** start EXCERPTED DATA **

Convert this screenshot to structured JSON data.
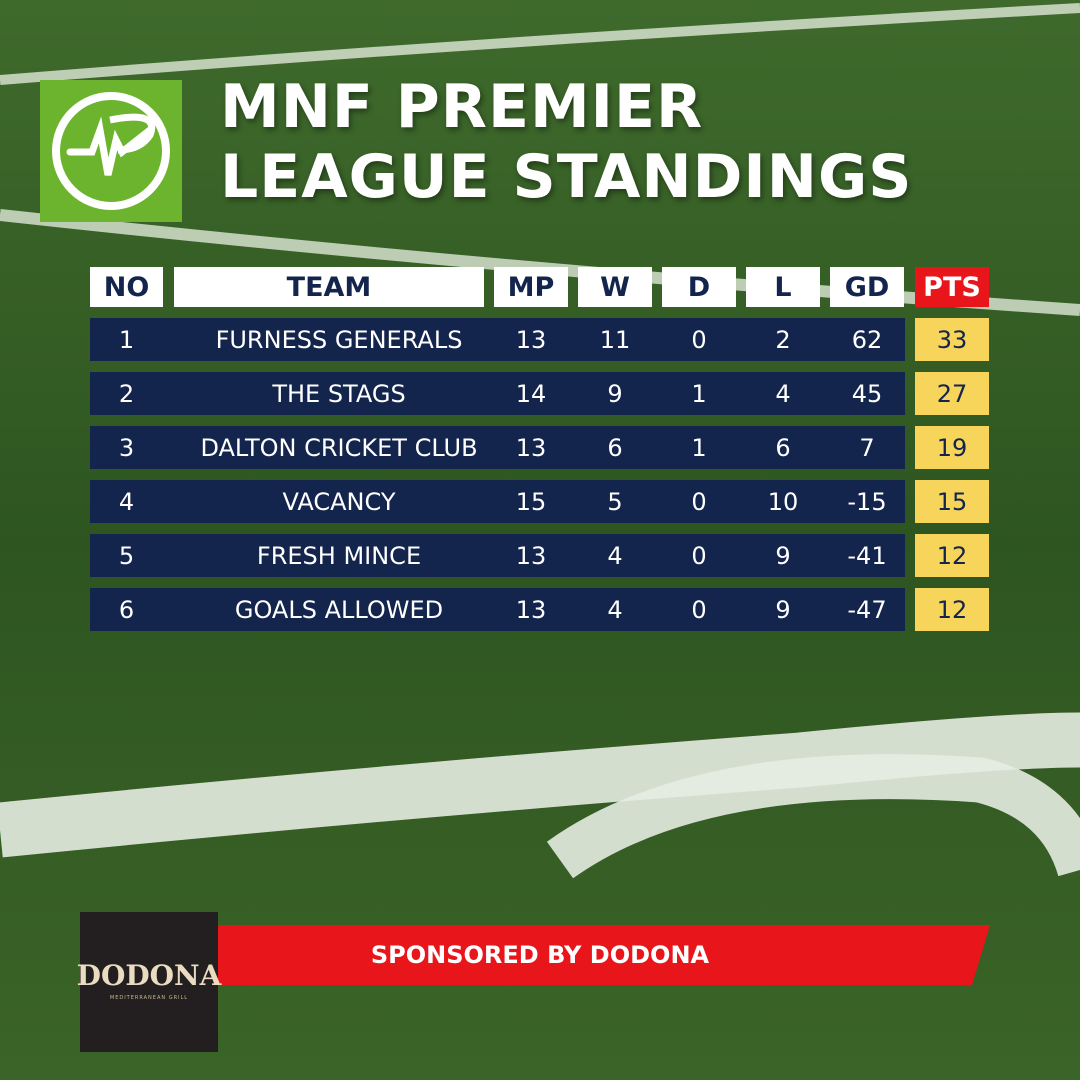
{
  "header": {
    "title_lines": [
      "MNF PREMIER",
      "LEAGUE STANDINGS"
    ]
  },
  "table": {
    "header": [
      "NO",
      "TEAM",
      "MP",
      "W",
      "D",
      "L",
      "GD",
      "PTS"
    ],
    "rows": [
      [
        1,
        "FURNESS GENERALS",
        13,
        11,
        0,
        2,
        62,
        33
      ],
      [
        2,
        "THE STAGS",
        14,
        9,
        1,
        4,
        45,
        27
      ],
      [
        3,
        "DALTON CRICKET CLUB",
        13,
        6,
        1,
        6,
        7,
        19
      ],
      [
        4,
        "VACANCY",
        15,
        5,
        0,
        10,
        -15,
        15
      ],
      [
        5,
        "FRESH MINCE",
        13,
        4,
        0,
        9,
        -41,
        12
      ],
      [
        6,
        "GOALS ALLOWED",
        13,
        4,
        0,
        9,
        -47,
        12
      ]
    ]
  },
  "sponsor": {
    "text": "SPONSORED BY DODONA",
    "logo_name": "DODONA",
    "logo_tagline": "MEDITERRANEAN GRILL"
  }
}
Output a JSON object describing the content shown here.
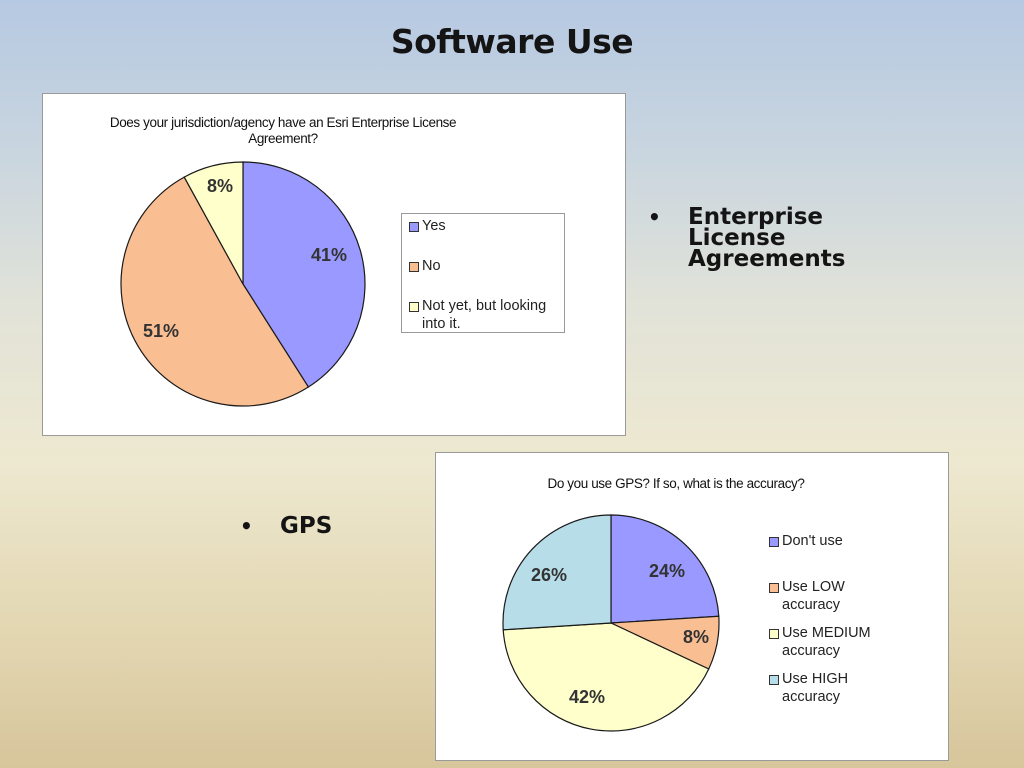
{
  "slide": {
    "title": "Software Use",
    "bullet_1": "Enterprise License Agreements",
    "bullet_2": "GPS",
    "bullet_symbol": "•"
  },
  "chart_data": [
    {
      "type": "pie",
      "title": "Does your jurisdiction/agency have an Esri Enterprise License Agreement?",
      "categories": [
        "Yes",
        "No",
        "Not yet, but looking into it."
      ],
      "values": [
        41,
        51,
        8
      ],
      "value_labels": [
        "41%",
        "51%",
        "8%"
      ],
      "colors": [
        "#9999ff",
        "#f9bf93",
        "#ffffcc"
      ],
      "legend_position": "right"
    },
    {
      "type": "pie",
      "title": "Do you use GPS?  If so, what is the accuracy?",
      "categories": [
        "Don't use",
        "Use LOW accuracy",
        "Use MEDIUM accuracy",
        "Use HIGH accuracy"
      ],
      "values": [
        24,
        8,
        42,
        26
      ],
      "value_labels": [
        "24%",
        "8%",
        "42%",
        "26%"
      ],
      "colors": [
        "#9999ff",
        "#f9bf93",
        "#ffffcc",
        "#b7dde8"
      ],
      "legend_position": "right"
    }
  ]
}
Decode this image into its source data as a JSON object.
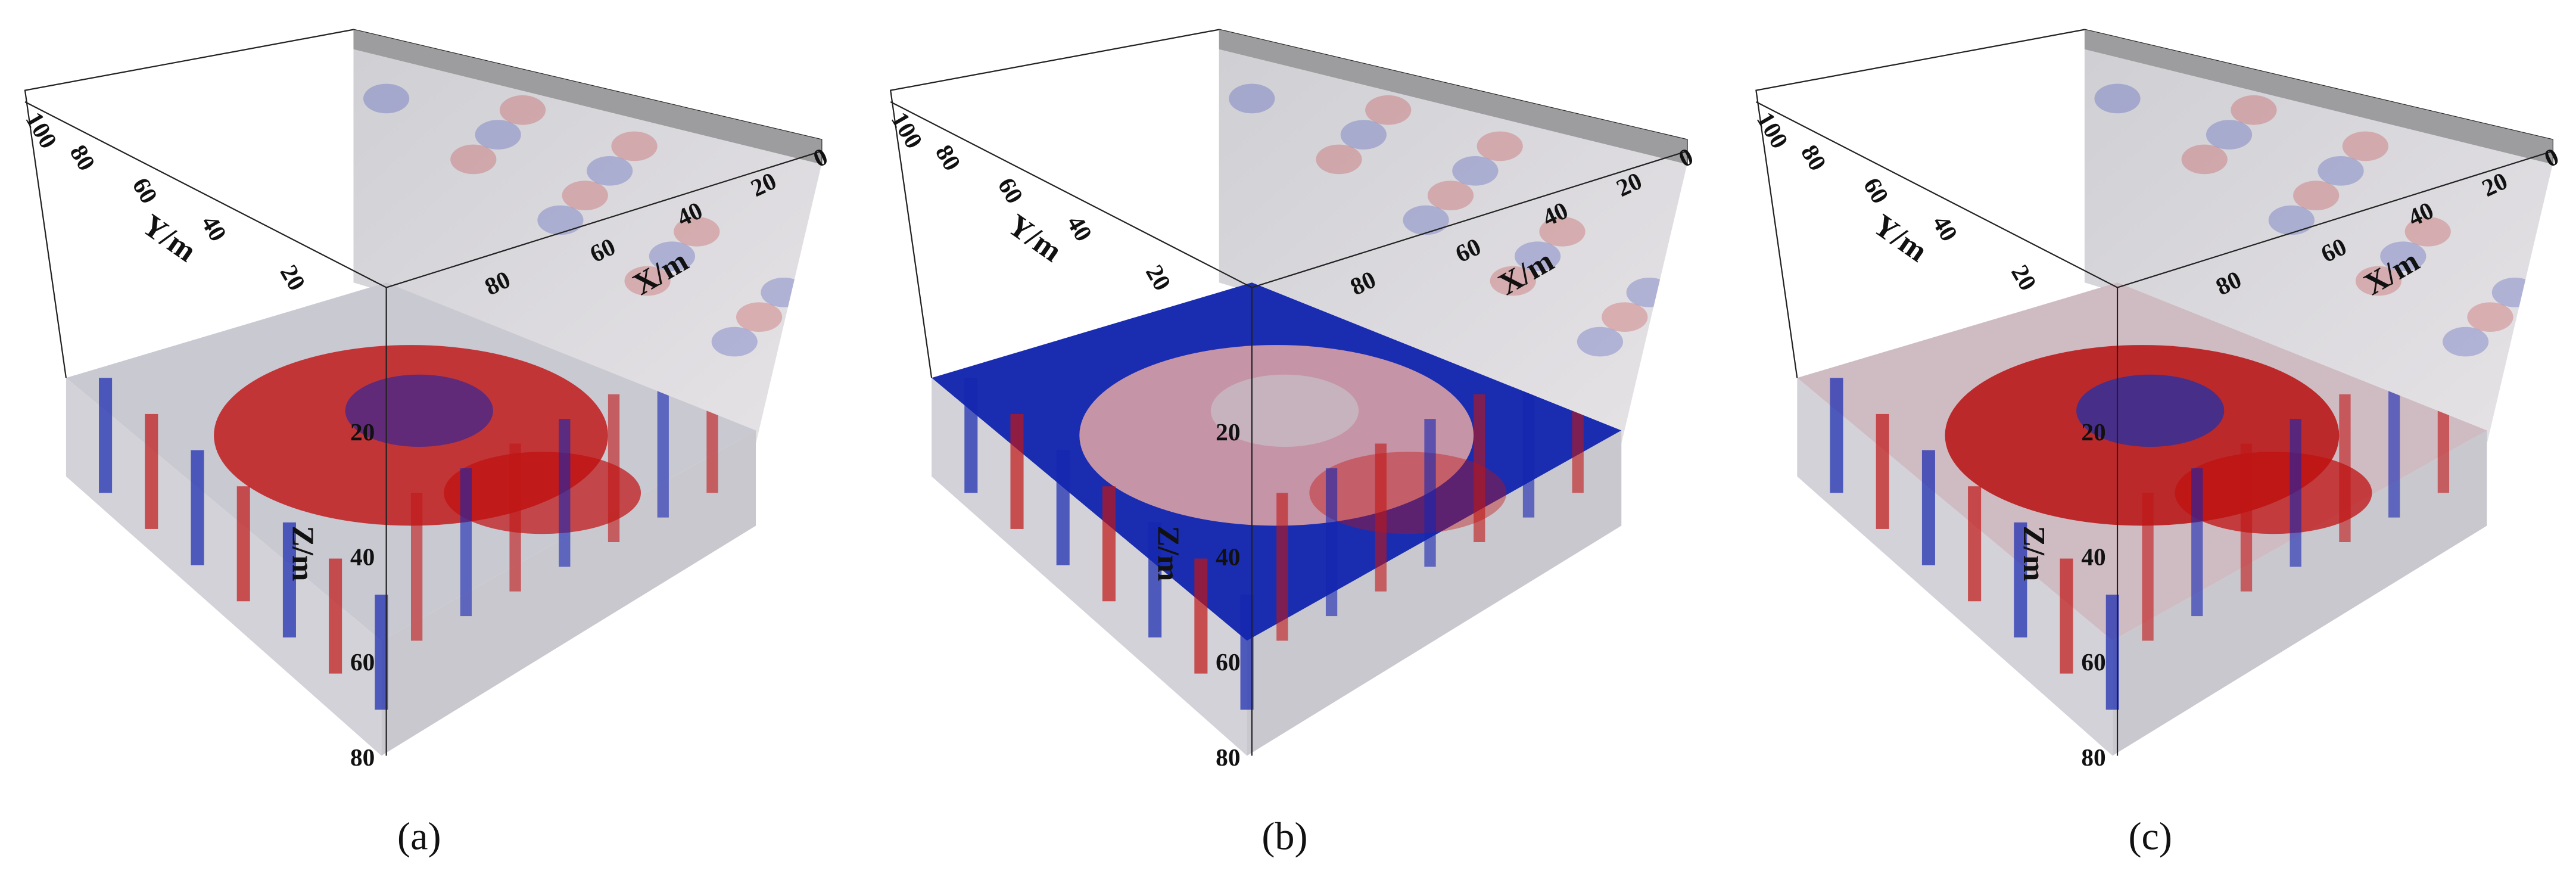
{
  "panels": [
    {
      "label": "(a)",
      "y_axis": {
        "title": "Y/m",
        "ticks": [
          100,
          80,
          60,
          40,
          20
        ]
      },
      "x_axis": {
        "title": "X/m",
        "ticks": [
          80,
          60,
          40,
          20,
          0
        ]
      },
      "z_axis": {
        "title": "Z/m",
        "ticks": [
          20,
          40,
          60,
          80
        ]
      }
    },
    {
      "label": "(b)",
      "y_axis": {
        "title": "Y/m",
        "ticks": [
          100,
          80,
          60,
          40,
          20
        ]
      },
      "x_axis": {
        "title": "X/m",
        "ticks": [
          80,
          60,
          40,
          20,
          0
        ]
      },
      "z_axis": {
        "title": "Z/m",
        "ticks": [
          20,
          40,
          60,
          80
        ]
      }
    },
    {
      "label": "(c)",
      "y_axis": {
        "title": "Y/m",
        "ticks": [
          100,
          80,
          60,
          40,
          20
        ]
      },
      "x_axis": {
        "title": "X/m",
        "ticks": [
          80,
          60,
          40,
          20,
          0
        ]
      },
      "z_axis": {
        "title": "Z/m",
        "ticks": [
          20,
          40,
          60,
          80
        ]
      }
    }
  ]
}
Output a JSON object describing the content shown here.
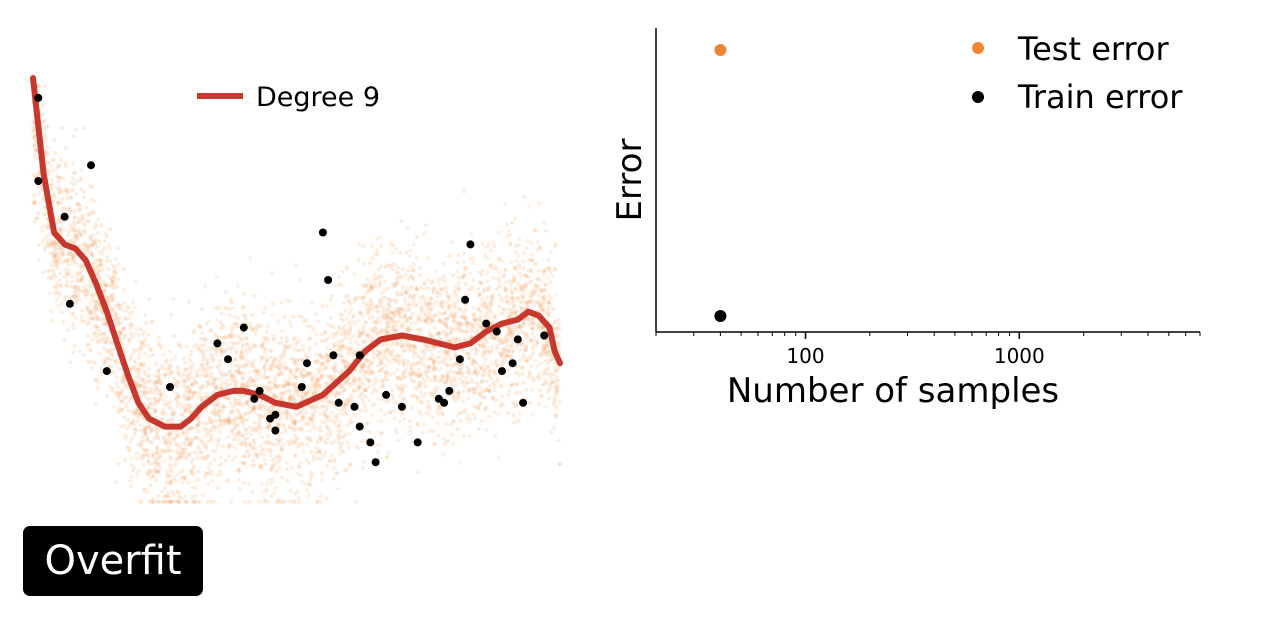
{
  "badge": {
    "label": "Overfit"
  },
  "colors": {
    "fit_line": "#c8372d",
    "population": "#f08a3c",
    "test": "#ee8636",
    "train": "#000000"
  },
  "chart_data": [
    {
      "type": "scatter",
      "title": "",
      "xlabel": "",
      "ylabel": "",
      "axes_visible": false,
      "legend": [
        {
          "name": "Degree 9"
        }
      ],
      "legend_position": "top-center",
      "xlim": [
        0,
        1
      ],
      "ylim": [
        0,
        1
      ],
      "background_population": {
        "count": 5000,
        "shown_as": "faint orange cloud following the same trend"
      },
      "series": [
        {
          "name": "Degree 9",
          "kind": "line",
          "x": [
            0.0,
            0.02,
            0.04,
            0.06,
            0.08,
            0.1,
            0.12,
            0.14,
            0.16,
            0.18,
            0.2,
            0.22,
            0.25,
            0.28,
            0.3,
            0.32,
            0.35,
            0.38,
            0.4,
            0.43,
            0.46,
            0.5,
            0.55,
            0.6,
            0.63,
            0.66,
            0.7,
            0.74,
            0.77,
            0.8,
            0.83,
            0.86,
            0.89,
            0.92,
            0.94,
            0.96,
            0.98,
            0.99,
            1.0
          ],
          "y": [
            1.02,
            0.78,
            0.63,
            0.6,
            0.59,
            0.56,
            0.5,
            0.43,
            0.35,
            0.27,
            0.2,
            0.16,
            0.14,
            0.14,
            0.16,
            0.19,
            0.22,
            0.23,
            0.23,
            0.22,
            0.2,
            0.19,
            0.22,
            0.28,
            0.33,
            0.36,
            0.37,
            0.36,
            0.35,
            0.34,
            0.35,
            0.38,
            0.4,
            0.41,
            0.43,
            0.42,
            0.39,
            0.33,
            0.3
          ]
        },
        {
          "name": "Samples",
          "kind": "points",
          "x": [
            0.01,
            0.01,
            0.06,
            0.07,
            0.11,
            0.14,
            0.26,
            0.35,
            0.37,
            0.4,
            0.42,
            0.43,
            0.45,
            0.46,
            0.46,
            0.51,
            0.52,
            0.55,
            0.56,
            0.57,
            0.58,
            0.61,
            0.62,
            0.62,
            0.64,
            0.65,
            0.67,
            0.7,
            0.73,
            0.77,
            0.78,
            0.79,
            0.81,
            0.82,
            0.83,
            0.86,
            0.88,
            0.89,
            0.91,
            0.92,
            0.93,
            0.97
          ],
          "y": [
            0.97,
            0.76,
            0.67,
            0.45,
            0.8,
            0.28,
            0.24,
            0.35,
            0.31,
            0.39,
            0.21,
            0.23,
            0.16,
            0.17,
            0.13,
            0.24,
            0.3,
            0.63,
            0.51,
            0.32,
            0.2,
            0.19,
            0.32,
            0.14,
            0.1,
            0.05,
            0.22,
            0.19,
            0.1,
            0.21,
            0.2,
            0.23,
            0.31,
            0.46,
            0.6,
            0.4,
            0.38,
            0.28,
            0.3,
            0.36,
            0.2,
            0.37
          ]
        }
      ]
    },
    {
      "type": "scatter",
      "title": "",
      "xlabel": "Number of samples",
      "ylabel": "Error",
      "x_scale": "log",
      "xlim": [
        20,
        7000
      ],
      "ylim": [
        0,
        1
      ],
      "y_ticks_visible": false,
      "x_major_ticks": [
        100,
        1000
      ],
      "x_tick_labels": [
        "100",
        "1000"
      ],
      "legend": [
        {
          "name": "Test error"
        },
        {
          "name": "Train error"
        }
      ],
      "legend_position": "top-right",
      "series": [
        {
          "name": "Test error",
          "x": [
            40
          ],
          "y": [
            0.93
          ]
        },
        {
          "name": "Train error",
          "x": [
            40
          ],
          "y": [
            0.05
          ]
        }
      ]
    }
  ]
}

** end EXCERPTED DATA **

> TASK INSTRUCTIONS
Search the entries for the word "this" and pick out every line that holds it.

> TASK RESULT
Convert this screenshot to structured JSON data.
Decode this image into its source data as a JSON object.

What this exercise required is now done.